## [Exercise instructions]
Extract each line of the records below that contains the word "Guggenhausen".

## [Records to use]
------------------------

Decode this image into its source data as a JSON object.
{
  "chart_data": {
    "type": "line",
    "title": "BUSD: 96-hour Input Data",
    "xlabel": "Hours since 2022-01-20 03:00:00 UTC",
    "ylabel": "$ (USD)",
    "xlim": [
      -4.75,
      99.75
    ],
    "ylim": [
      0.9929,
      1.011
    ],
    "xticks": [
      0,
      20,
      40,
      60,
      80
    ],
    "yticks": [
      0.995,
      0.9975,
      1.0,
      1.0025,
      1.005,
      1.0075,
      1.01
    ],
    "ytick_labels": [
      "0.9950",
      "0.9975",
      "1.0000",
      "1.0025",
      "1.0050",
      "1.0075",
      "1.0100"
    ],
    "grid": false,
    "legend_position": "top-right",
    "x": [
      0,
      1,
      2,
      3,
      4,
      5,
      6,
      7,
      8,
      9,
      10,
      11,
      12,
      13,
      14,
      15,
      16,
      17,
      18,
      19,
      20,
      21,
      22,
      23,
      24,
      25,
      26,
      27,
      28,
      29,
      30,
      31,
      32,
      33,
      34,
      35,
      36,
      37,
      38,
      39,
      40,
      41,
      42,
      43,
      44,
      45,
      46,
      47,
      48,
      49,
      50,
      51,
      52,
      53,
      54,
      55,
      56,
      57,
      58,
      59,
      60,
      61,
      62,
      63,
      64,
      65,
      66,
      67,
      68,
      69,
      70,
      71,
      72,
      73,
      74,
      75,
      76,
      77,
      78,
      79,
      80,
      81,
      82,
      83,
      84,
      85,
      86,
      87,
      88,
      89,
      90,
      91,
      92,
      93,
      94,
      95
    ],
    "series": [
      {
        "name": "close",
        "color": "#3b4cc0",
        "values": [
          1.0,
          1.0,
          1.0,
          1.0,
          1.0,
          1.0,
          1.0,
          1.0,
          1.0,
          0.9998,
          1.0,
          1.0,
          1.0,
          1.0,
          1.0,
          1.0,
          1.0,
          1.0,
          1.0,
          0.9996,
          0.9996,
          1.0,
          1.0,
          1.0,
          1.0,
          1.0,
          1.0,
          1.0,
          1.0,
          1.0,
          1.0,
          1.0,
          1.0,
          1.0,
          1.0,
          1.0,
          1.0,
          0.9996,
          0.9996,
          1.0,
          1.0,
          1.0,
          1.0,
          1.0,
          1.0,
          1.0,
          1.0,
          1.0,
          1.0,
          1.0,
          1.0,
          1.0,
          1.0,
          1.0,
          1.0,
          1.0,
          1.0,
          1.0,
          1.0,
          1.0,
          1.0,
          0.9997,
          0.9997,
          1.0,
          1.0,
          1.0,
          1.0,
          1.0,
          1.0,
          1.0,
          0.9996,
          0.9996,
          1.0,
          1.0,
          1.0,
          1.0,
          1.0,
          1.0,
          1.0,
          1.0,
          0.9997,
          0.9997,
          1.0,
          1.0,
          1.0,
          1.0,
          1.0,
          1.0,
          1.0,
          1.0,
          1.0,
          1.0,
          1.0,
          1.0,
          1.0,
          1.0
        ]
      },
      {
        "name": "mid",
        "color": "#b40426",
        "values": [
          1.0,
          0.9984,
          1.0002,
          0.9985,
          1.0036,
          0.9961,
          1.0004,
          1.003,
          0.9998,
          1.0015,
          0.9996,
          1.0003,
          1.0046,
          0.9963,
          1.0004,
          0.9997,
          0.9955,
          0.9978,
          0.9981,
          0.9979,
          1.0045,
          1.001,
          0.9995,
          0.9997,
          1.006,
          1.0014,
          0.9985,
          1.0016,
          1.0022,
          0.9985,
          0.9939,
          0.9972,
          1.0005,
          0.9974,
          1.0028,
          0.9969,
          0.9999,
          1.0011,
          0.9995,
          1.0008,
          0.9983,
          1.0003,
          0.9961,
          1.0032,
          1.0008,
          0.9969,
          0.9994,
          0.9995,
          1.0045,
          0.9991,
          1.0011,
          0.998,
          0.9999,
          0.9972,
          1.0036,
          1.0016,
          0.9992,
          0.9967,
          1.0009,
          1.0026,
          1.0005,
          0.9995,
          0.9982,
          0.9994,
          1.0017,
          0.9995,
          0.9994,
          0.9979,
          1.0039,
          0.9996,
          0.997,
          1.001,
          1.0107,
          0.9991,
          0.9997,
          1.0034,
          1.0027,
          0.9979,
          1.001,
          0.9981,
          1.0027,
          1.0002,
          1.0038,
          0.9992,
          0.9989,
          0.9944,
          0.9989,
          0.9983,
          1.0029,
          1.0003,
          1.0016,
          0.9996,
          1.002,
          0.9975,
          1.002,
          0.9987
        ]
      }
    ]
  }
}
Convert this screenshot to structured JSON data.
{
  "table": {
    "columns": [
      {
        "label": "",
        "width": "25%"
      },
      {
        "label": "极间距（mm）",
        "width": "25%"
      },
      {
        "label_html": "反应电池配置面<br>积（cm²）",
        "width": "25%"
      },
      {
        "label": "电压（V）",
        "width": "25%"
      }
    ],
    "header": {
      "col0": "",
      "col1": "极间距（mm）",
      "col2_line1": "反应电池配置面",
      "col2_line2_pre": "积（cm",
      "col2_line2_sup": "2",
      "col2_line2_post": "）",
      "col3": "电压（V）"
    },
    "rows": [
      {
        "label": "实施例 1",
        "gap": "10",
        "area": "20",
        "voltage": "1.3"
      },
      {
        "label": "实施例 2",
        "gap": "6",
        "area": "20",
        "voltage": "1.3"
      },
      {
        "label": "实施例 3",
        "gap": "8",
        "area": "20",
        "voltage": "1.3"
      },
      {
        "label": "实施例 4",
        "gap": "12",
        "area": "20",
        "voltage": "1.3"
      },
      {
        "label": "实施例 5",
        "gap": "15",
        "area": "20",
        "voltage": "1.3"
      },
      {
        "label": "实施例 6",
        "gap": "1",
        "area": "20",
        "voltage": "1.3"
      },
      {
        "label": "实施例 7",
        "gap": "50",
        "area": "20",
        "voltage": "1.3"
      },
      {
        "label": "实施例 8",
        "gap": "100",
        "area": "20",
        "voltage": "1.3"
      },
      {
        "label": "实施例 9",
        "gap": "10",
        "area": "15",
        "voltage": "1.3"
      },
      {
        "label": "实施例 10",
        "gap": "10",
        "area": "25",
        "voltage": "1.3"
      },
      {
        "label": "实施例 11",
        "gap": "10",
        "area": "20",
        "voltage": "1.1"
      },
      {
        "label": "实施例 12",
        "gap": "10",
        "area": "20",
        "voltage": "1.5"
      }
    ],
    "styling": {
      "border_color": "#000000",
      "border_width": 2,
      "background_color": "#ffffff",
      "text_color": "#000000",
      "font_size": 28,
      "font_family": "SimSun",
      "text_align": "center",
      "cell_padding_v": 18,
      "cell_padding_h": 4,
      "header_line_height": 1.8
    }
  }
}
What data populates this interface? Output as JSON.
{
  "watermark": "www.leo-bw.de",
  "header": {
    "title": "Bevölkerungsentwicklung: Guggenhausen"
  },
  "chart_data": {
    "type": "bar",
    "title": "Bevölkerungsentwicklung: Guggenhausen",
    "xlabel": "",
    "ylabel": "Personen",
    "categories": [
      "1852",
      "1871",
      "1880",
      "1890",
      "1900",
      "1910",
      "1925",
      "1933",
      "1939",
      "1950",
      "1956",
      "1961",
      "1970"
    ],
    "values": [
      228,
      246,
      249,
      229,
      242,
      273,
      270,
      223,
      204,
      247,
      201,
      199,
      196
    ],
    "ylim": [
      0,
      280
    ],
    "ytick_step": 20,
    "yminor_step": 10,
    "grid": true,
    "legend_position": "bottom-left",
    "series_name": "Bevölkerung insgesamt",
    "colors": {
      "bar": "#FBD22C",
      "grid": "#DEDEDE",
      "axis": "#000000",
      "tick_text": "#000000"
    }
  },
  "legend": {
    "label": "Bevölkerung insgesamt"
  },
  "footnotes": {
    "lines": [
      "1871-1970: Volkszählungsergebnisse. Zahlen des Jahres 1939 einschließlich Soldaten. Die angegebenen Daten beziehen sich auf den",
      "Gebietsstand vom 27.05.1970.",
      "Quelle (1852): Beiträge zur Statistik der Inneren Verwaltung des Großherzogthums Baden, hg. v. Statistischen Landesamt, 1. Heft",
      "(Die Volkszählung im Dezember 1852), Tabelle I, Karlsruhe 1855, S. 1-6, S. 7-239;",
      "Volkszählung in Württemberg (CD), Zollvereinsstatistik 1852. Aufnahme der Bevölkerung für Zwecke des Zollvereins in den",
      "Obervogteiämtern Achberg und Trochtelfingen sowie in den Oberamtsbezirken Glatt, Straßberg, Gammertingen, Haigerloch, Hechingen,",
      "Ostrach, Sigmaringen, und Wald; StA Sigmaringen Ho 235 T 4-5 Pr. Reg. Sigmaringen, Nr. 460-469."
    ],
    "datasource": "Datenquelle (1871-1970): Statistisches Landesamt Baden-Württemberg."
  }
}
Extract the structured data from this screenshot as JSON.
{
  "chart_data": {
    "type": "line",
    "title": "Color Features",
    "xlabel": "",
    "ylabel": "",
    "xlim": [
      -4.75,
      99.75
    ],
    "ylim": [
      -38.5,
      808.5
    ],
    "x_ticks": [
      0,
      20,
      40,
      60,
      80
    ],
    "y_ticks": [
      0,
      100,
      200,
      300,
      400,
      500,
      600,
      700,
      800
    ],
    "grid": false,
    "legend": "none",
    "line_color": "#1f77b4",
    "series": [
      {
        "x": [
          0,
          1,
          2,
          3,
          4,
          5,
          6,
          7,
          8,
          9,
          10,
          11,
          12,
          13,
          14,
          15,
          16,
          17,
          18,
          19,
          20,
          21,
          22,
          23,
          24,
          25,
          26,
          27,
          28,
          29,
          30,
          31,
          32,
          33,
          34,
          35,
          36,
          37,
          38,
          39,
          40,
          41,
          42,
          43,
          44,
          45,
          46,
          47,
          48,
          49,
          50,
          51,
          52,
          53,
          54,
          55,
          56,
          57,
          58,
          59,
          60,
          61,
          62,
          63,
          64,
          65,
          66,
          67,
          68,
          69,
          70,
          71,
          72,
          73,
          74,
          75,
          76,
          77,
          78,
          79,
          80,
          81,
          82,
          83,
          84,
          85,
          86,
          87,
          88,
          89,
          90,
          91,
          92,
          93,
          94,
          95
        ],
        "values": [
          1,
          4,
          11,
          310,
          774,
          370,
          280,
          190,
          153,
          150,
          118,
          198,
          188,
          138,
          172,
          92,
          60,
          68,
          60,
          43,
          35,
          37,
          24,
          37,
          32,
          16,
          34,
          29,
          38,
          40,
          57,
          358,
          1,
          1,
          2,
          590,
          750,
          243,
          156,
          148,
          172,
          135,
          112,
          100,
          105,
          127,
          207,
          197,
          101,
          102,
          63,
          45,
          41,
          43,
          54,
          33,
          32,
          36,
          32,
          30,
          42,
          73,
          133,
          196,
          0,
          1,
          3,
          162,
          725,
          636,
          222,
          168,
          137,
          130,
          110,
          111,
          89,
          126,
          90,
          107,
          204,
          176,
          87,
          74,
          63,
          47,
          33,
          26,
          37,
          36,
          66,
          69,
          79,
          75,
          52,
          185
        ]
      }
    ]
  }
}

------------------------

## [Result of this task]
    "title": "Bevölkerungsentwicklung: Guggenhausen"
    "title": "Bevölkerungsentwicklung: Guggenhausen",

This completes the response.